§ **Exercise description**
Your task is to print every entry below exactly as given.

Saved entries
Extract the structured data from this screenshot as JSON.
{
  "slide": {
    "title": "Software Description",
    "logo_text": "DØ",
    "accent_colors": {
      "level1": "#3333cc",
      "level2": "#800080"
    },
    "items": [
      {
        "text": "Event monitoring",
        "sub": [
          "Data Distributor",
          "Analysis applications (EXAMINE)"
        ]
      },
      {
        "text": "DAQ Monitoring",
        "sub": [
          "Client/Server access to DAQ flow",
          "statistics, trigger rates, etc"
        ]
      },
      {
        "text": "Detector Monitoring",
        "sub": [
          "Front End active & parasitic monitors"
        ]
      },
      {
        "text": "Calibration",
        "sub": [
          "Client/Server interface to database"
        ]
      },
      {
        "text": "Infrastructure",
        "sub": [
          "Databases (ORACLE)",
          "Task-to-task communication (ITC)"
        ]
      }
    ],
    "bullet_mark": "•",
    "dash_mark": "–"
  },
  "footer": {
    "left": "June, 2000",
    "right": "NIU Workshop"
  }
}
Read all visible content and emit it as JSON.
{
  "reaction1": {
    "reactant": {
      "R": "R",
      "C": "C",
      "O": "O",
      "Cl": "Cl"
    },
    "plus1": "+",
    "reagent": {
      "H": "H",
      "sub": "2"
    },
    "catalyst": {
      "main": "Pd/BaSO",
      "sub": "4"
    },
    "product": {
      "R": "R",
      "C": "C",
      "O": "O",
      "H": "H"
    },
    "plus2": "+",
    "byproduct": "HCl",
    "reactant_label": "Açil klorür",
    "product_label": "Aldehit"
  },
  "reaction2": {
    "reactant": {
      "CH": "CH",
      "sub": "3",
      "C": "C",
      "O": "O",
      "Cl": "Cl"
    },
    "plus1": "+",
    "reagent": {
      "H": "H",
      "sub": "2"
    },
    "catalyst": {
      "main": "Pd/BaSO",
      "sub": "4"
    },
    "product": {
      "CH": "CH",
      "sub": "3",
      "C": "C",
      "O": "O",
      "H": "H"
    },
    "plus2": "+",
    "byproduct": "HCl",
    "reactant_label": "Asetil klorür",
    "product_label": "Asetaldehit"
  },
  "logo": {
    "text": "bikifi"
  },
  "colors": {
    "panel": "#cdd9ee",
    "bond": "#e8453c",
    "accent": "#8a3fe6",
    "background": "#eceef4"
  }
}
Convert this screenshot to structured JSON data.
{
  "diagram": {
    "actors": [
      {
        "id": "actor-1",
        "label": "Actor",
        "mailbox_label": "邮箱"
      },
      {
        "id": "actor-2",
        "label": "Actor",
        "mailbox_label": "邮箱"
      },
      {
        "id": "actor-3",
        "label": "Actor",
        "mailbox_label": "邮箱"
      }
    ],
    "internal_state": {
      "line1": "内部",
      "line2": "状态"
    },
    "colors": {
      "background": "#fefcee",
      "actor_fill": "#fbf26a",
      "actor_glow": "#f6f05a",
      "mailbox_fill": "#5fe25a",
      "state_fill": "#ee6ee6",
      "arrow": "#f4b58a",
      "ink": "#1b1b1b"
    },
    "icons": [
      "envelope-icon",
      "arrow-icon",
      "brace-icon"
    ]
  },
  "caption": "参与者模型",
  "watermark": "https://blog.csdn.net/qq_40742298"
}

§ **Reply to the exercise**
Extract the structured data from this screenshot as JSON.
{
  "slide": {
    "title": "Software Description",
    "logo_text": "DØ",
    "accent_colors": {
      "level1": "#3333cc",
      "level2": "#800080"
    },
    "items": [
      {
        "text": "Event monitoring",
        "sub": [
          "Data Distributor",
          "Analysis applications (EXAMINE)"
        ]
      },
      {
        "text": "DAQ Monitoring",
        "sub": [
          "Client/Server access to DAQ flow",
          "statistics, trigger rates, etc"
        ]
      },
      {
        "text": "Detector Monitoring",
        "sub": [
          "Front End active & parasitic monitors"
        ]
      },
      {
        "text": "Calibration",
        "sub": [
          "Client/Server interface to database"
        ]
      },
      {
        "text": "Infrastructure",
        "sub": [
          "Databases (ORACLE)",
          "Task-to-task communication (ITC)"
        ]
      }
    ],
    "bullet_mark": "•",
    "dash_mark": "–"
  },
  "footer": {
    "left": "June, 2000",
    "right": "NIU Workshop"
  }
}
Read all visible content and emit it as JSON.
{
  "reaction1": {
    "reactant": {
      "R": "R",
      "C": "C",
      "O": "O",
      "Cl": "Cl"
    },
    "plus1": "+",
    "reagent": {
      "H": "H",
      "sub": "2"
    },
    "catalyst": {
      "main": "Pd/BaSO",
      "sub": "4"
    },
    "product": {
      "R": "R",
      "C": "C",
      "O": "O",
      "H": "H"
    },
    "plus2": "+",
    "byproduct": "HCl",
    "reactant_label": "Açil klorür",
    "product_label": "Aldehit"
  },
  "reaction2": {
    "reactant": {
      "CH": "CH",
      "sub": "3",
      "C": "C",
      "O": "O",
      "Cl": "Cl"
    },
    "plus1": "+",
    "reagent": {
      "H": "H",
      "sub": "2"
    },
    "catalyst": {
      "main": "Pd/BaSO",
      "sub": "4"
    },
    "product": {
      "CH": "CH",
      "sub": "3",
      "C": "C",
      "O": "O",
      "H": "H"
    },
    "plus2": "+",
    "byproduct": "HCl",
    "reactant_label": "Asetil klorür",
    "product_label": "Asetaldehit"
  },
  "logo": {
    "text": "bikifi"
  },
  "colors": {
    "panel": "#cdd9ee",
    "bond": "#e8453c",
    "accent": "#8a3fe6",
    "background": "#eceef4"
  }
}
Convert this screenshot to structured JSON data.
{
  "diagram": {
    "actors": [
      {
        "id": "actor-1",
        "label": "Actor",
        "mailbox_label": "邮箱"
      },
      {
        "id": "actor-2",
        "label": "Actor",
        "mailbox_label": "邮箱"
      },
      {
        "id": "actor-3",
        "label": "Actor",
        "mailbox_label": "邮箱"
      }
    ],
    "internal_state": {
      "line1": "内部",
      "line2": "状态"
    },
    "colors": {
      "background": "#fefcee",
      "actor_fill": "#fbf26a",
      "actor_glow": "#f6f05a",
      "mailbox_fill": "#5fe25a",
      "state_fill": "#ee6ee6",
      "arrow": "#f4b58a",
      "ink": "#1b1b1b"
    },
    "icons": [
      "envelope-icon",
      "arrow-icon",
      "brace-icon"
    ]
  },
  "caption": "参与者模型",
  "watermark": "https://blog.csdn.net/qq_40742298"
}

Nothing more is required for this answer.